You may recall that a scribe once asked Jesus, “Which commandment is the most important of all?” Jesus replied, “The most important is, ‘Hear, O Israel: The Lord our God, the Lord is one. And you shall love the Lord your God with all your heart and with all your soul and with all your mind and with all your strength.’” To which Jesus added, “The second is this: ‘You shall love your neighbor as yourself.’ There is no other commandment greater than these” (Mark 12:28-31). If these are the greatest two commandments, according to God, where were they in the life of this successful, wealthy man?
Note that it was the man’s land that “produced plentifully” (Luke 12:16), but who gives the land, the sunshine, and the rain? Who grows the crops? The rich man never gave thanks to God but cared only for where he would store more. Nor was his neighbor mentioned, although the civil law required that the edges of crop land be left for the poor.[9] The rich man’s provision for the poor was stored away in his oversized barns. Ungrateful and selfish, the rich man’s self-indulgent confession was telling: “‘Soul, you have ample goods laid up for many years; relax, eat, drink, be merry’” (Luke 12:19). It sounds pretty good, doesn’t it? After all, isn’t that what we all want?
#####
» Instruction 1
Quote the passage about the rich man in full, word for word.

» Exercise input
#####
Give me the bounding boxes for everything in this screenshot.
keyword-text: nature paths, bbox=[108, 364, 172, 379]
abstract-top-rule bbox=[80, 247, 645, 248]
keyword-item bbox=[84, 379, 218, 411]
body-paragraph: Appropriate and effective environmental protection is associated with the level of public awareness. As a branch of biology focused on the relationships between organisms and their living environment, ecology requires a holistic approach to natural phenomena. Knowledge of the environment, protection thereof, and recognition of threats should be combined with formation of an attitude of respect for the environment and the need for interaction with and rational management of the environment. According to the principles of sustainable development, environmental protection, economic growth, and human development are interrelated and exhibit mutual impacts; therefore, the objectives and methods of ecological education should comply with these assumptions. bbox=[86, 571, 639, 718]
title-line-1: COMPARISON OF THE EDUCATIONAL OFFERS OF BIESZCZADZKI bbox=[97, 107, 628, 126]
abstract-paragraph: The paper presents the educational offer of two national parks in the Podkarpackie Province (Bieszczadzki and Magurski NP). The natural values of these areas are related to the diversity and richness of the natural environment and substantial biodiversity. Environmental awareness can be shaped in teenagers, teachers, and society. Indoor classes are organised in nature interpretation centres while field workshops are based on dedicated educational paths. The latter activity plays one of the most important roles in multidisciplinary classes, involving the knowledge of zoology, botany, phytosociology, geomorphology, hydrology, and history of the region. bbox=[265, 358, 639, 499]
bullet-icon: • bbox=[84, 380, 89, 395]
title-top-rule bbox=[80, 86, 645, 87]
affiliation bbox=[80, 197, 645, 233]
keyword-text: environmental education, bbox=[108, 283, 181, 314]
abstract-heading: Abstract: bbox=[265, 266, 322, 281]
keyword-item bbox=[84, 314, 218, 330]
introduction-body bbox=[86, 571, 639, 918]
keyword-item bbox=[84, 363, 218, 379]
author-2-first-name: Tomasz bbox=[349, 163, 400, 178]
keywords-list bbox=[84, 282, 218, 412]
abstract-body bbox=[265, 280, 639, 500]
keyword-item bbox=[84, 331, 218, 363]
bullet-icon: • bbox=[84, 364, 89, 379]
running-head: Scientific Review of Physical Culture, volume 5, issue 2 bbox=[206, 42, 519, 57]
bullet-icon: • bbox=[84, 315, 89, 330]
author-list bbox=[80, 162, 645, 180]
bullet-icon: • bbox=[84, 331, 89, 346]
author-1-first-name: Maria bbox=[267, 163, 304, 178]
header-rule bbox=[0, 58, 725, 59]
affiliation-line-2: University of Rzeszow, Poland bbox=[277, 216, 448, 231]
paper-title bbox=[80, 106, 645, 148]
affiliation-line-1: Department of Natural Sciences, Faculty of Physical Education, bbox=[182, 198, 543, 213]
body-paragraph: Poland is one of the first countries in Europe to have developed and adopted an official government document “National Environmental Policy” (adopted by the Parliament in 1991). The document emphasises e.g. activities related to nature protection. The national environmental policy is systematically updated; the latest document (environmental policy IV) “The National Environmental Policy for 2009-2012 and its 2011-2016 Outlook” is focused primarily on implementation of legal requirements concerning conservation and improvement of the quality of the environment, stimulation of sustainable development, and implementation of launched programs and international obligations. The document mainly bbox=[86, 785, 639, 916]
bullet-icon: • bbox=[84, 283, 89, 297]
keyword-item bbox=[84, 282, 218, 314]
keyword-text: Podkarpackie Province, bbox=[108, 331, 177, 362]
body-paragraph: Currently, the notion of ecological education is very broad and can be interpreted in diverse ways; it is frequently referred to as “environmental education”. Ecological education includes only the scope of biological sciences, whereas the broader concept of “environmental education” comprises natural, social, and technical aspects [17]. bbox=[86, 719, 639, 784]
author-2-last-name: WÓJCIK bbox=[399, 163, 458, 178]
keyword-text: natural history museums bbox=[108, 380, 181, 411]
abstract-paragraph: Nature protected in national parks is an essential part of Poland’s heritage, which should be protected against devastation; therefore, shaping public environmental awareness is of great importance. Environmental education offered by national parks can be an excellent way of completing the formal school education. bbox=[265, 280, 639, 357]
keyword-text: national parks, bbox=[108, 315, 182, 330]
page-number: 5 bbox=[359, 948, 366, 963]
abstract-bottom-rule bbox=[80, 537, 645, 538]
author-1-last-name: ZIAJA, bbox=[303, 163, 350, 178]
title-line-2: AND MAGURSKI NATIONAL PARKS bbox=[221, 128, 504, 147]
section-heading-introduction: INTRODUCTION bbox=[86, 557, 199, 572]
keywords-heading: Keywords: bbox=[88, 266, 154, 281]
#####
» Instruction 2
Print the lines of the listing from its first line up to and including the line with "keyword-item bbox=[84, 363, 218, 379]", with each line unchanged.

» Task output 1
You may recall that a scribe once asked Jesus, “Which commandment is the most important of all?” Jesus replied, “The most important is, ‘Hear, O Israel: The Lord our God, the Lord is one. And you shall love the Lord your God with all your heart and with all your soul and with all your mind and with all your strength.’” To which Jesus added, “The second is this: ‘You shall love your neighbor as yourself.’ There is no other commandment greater than these” (Mark 12:28-31). If these are the greatest two commandments, according to God, where were they in the life of this successful, wealthy man?
Note that it was the man’s land that “produced plentifully” (Luke 12:16), but who gives the land, the sunshine, and the rain? Who grows the crops? The rich man never gave thanks to God but cared only for where he would store more. Nor was his neighbor mentioned, although the civil law required that the edges of crop land be left for the poor.[9] The rich man’s provision for the poor was stored away in his oversized barns. Ungrateful and selfish, the rich man’s self-indulgent confession was telling: “‘Soul, you have ample goods laid up for many years; relax, eat, drink, be merry’” (Luke 12:19). It sounds pretty good, doesn’t it? After all, isn’t that what we all want?

» Task output 2
Give me the bounding boxes for everything in this screenshot.
keyword-text: nature paths, bbox=[108, 364, 172, 379]
abstract-top-rule bbox=[80, 247, 645, 248]
keyword-item bbox=[84, 379, 218, 411]
body-paragraph: Appropriate and effective environmental protection is associated with the level of public awareness. As a branch of biology focused on the relationships between organisms and their living environment, ecology requires a holistic approach to natural phenomena. Knowledge of the environment, protection thereof, and recognition of threats should be combined with formation of an attitude of respect for the environment and the need for interaction with and rational management of the environment. According to the principles of sustainable development, environmental protection, economic growth, and human development are interrelated and exhibit mutual impacts; therefore, the objectives and methods of ecological education should comply with these assumptions. bbox=[86, 571, 639, 718]
title-line-1: COMPARISON OF THE EDUCATIONAL OFFERS OF BIESZCZADZKI bbox=[97, 107, 628, 126]
abstract-paragraph: The paper presents the educational offer of two national parks in the Podkarpackie Province (Bieszczadzki and Magurski NP). The natural values of these areas are related to the diversity and richness of the natural environment and substantial biodiversity. Environmental awareness can be shaped in teenagers, teachers, and society. Indoor classes are organised in nature interpretation centres while field workshops are based on dedicated educational paths. The latter activity plays one of the most important roles in multidisciplinary classes, involving the knowledge of zoology, botany, phytosociology, geomorphology, hydrology, and history of the region. bbox=[265, 358, 639, 499]
bullet-icon: • bbox=[84, 380, 89, 395]
title-top-rule bbox=[80, 86, 645, 87]
affiliation bbox=[80, 197, 645, 233]
keyword-text: environmental education, bbox=[108, 283, 181, 314]
abstract-heading: Abstract: bbox=[265, 266, 322, 281]
keyword-item bbox=[84, 314, 218, 330]
introduction-body bbox=[86, 571, 639, 918]
keyword-item bbox=[84, 363, 218, 379]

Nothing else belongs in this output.